#### Written exercise
Count the lines below that contain the word "Como", and report only that number.
**** Provided material
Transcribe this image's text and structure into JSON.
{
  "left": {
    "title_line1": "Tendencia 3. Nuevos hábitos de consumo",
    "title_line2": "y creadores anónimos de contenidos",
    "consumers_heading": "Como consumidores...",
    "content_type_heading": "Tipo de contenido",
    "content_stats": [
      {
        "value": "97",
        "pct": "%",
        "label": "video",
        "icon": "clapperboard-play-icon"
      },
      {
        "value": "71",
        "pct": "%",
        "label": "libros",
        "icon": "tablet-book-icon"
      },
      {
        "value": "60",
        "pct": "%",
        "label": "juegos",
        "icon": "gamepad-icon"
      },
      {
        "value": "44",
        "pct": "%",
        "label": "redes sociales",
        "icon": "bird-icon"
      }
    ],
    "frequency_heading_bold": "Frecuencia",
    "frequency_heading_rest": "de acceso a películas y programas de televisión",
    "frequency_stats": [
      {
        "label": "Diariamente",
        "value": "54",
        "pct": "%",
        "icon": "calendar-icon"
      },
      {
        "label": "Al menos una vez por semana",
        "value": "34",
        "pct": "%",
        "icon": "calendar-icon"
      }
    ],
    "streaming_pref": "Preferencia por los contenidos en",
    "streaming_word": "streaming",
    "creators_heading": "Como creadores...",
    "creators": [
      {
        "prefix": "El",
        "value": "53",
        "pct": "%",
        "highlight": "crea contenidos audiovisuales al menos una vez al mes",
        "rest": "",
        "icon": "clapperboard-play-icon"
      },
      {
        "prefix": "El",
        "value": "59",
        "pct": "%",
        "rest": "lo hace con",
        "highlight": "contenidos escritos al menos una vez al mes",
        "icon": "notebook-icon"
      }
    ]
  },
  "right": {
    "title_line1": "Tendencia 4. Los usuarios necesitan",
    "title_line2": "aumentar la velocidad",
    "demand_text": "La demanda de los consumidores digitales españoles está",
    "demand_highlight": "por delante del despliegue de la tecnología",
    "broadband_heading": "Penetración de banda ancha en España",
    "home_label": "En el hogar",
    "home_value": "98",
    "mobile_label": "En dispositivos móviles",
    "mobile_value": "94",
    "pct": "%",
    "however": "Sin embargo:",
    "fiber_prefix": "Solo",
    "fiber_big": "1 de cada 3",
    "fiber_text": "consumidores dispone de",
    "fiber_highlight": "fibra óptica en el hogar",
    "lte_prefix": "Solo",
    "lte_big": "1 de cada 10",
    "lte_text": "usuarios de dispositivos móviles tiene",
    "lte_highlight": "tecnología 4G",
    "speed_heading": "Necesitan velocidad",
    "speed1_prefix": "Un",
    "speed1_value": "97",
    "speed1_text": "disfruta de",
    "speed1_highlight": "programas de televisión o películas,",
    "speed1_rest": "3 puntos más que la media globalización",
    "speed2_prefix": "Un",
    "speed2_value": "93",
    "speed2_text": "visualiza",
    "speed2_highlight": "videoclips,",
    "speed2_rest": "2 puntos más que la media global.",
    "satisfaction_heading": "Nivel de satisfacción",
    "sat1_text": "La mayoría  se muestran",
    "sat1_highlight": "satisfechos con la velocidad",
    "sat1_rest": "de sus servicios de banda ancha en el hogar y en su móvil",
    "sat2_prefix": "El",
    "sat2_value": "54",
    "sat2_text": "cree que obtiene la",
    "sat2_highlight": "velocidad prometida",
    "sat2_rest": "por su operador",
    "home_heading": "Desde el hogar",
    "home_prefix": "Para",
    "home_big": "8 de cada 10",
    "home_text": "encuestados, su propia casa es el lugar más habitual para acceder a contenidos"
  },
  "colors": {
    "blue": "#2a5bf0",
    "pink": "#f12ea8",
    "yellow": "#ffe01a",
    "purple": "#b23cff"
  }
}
********
#### Result of the task
2